Copy every line from the material below that holds "全心全意为同学服务".

##### GIVEN RECORDS #####

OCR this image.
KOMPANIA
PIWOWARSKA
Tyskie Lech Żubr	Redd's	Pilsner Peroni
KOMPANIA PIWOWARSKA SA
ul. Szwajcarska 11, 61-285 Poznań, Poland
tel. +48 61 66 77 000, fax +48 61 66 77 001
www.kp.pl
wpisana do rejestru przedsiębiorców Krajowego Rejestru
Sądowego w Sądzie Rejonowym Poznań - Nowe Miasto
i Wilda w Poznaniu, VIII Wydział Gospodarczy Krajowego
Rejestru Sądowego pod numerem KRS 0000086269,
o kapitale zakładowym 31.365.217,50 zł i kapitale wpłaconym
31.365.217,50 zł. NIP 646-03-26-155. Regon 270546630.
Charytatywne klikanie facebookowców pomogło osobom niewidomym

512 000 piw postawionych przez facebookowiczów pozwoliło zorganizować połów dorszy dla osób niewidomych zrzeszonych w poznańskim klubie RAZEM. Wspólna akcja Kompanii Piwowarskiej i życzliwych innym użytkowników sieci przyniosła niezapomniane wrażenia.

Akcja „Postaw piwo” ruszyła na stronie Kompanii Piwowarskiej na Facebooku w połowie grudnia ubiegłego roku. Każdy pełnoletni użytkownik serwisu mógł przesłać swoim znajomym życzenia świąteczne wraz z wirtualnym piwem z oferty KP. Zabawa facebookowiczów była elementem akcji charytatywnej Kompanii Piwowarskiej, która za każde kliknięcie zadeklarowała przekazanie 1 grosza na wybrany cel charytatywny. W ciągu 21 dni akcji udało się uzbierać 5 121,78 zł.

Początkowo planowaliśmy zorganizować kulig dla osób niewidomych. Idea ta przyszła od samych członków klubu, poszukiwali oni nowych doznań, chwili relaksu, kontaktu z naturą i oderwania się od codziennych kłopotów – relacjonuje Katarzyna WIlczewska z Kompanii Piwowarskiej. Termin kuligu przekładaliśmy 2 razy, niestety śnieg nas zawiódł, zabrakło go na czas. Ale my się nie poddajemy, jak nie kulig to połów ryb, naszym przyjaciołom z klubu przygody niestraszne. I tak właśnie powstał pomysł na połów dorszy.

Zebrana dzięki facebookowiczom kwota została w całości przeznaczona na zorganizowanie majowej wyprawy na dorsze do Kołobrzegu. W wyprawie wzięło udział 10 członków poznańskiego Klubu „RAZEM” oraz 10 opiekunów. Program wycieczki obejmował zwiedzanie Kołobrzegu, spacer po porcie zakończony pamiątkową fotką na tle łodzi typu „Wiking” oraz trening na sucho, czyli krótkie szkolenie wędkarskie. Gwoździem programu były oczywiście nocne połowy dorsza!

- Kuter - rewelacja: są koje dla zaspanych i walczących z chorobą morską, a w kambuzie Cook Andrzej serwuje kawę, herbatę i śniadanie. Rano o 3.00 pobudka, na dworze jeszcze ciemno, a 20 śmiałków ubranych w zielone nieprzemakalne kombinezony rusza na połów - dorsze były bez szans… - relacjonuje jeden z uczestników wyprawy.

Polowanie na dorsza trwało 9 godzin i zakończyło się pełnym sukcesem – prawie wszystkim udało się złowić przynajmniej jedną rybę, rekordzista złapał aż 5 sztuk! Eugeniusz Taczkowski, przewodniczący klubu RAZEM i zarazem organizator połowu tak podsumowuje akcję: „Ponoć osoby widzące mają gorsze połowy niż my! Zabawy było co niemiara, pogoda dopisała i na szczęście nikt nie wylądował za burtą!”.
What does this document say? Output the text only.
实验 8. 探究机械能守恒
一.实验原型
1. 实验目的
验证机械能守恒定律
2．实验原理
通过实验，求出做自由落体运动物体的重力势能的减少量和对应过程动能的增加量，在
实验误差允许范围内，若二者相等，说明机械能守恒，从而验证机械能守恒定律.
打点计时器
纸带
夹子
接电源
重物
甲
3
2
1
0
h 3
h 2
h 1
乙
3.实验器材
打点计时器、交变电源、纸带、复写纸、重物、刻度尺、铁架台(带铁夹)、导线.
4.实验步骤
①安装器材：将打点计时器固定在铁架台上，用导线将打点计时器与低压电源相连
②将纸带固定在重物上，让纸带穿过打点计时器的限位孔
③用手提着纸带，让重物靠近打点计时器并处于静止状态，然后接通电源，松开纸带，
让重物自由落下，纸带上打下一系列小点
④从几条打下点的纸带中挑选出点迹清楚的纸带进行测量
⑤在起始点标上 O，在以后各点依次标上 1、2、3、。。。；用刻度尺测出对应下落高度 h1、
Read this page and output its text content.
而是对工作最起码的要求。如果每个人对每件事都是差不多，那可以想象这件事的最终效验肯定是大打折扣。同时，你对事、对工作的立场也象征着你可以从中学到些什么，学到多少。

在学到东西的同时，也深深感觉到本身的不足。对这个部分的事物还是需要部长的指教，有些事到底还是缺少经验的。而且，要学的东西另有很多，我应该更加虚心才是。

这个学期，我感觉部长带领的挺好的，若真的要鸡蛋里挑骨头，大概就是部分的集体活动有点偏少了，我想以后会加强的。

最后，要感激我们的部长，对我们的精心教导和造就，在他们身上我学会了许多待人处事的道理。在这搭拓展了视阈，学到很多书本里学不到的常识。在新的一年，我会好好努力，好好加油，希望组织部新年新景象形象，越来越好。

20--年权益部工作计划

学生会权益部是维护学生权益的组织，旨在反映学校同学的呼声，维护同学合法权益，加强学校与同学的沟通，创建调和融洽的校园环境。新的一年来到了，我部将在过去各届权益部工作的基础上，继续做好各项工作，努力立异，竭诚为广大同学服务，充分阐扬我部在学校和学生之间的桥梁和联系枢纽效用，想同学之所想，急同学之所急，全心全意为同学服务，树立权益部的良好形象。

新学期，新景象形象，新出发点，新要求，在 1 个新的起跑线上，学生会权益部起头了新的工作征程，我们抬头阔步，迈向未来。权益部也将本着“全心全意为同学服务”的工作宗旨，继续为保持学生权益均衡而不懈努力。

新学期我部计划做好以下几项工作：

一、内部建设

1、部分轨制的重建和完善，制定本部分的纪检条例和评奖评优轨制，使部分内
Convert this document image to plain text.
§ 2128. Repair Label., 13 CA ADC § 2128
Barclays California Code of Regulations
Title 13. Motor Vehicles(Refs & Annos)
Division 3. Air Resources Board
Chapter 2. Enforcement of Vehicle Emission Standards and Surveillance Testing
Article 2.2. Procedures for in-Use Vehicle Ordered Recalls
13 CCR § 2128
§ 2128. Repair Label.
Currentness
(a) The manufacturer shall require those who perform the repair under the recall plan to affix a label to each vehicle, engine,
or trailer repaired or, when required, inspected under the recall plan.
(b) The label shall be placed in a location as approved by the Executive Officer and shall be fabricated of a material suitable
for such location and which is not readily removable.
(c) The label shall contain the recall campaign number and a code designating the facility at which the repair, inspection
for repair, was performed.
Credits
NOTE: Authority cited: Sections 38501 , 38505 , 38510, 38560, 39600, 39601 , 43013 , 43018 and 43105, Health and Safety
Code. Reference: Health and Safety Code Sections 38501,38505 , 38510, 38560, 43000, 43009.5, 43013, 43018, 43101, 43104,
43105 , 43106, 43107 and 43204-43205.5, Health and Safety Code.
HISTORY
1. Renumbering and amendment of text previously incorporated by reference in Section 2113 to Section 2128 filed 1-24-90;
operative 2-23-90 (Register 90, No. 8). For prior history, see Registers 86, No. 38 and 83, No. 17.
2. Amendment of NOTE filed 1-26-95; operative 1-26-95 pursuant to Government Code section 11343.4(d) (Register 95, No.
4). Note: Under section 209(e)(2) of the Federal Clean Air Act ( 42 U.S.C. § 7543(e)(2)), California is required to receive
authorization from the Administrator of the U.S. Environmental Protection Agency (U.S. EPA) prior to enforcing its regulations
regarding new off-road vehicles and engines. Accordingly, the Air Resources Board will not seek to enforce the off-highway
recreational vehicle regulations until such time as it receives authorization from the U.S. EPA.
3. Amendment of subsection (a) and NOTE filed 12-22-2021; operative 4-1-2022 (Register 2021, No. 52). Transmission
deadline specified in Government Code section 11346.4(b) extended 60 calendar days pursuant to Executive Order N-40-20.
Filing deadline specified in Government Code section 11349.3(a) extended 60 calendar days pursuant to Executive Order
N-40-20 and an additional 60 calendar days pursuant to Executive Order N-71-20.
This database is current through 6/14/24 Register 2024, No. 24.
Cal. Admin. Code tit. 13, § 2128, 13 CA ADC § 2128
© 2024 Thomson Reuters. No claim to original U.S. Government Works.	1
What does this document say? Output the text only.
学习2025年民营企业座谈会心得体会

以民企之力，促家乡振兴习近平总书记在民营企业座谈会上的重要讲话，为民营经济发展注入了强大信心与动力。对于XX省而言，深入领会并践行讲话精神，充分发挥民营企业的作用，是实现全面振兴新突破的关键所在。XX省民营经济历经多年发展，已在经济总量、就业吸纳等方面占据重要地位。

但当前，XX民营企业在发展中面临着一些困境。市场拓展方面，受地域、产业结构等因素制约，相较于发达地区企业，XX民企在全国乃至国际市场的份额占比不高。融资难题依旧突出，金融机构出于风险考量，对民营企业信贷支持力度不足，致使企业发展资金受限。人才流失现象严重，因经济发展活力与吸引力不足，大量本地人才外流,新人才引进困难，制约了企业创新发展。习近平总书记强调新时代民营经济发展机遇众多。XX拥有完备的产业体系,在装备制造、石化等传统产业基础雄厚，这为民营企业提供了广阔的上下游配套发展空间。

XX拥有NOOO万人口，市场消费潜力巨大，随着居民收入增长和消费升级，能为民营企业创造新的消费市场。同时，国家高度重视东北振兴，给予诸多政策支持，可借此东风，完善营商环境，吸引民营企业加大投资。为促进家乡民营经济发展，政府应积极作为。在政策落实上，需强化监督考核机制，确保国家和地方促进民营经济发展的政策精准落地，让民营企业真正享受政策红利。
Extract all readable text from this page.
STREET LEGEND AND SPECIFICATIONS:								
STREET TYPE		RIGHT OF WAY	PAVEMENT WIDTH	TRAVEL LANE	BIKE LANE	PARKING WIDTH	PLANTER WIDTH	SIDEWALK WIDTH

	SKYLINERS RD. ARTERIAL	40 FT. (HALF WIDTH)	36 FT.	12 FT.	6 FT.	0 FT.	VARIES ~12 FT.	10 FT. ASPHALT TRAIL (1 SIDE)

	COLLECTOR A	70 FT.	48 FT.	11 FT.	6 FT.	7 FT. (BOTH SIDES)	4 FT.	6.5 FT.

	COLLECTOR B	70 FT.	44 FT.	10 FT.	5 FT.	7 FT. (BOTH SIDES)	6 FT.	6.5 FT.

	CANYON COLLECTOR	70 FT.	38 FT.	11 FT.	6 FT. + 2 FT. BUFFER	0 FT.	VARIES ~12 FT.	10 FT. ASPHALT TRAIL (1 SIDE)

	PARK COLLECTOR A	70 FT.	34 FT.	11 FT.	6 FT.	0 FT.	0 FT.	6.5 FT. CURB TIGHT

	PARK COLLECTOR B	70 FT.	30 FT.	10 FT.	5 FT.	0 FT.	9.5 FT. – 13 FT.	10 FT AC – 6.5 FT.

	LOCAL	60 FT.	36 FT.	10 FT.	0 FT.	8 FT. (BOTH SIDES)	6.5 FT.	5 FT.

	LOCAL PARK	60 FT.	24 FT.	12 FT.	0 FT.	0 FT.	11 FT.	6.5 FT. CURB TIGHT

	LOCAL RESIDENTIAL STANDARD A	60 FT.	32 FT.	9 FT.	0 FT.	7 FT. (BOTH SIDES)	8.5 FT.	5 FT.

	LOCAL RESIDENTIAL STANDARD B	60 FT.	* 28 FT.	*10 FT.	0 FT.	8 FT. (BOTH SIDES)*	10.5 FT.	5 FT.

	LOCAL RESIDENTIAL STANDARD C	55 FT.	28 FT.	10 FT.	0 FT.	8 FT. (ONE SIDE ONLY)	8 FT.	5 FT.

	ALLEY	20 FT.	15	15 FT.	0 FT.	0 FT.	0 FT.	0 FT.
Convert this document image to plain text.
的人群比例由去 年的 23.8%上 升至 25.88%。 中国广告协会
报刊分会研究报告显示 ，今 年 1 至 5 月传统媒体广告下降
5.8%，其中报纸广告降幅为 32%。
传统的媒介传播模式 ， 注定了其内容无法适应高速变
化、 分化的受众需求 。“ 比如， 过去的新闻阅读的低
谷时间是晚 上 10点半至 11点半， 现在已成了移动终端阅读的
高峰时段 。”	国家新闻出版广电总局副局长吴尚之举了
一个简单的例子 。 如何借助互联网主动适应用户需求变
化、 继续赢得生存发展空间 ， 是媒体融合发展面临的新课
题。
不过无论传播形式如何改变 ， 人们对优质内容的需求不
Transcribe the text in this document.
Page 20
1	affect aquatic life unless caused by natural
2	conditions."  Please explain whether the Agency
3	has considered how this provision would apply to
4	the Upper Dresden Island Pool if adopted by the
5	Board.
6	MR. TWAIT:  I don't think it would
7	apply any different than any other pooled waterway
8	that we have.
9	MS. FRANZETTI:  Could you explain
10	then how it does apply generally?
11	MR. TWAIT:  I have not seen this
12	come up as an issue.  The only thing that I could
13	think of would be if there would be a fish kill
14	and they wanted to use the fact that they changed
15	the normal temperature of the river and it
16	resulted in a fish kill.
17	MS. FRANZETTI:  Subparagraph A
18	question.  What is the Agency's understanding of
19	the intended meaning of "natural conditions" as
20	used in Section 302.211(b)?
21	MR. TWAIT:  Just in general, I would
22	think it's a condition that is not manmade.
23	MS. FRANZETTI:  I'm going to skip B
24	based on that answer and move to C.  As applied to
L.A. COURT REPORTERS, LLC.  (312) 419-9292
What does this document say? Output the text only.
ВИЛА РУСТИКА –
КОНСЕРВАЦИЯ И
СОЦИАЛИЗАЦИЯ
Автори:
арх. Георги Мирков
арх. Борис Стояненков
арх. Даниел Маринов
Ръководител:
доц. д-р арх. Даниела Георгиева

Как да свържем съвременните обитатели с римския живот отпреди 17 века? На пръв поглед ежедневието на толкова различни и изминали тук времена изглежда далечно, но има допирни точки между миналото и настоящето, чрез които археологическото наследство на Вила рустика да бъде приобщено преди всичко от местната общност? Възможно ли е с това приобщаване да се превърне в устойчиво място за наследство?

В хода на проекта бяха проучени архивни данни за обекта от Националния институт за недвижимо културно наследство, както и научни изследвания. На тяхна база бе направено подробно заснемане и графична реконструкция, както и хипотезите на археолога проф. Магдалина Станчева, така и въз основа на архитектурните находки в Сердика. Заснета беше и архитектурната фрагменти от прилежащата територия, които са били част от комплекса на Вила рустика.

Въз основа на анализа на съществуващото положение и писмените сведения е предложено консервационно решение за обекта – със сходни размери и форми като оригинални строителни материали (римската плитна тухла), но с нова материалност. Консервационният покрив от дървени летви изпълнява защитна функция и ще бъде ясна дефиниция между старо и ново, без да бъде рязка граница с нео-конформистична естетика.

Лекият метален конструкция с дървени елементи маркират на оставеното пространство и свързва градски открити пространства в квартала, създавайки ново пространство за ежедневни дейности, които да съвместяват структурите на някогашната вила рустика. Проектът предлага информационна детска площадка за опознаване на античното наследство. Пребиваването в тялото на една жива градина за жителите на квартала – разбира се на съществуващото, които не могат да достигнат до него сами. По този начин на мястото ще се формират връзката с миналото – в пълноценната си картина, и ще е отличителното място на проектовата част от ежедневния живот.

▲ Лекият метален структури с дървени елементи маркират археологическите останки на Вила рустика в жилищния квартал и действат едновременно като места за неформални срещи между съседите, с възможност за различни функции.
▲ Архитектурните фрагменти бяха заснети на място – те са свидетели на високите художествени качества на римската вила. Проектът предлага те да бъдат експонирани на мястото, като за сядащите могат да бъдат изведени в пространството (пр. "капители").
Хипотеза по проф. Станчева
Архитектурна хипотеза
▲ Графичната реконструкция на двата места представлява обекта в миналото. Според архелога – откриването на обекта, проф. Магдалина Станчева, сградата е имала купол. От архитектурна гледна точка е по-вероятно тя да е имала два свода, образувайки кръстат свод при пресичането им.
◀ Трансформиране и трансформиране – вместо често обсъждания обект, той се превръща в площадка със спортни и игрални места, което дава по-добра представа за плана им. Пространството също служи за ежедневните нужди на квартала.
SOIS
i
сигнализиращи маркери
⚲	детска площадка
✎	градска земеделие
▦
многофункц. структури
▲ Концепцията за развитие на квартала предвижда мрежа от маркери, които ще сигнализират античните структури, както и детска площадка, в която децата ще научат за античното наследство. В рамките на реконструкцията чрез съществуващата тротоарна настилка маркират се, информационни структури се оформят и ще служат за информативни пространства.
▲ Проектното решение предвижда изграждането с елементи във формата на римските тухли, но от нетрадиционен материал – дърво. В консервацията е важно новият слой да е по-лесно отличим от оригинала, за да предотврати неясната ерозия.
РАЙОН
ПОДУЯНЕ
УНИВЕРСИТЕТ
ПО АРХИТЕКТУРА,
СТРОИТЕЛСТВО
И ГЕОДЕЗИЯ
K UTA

#####

(TASK SOLUTION):
学生会权益部是维护学生权益的组织，旨在反映学校同学的呼声，维护同学合法权益，加强学校与同学的沟通，创建调和融洽的校园环境。新的一年来到了，我部将在过去各届权益部工作的基础上，继续做好各项工作，努力立异，竭诚为广大同学服务，充分阐扬我部在学校和学生之间的桥梁和联系枢纽效用，想同学之所想，急同学之所急，全心全意为同学服务，树立权益部的良好形象。
新学期，新景象形象，新出发点，新要求，在 1 个新的起跑线上，学生会权益部起头了新的工作征程，我们抬头阔步，迈向未来。权益部也将本着“全心全意为同学服务”的工作宗旨，继续为保持学生权益均衡而不懈努力。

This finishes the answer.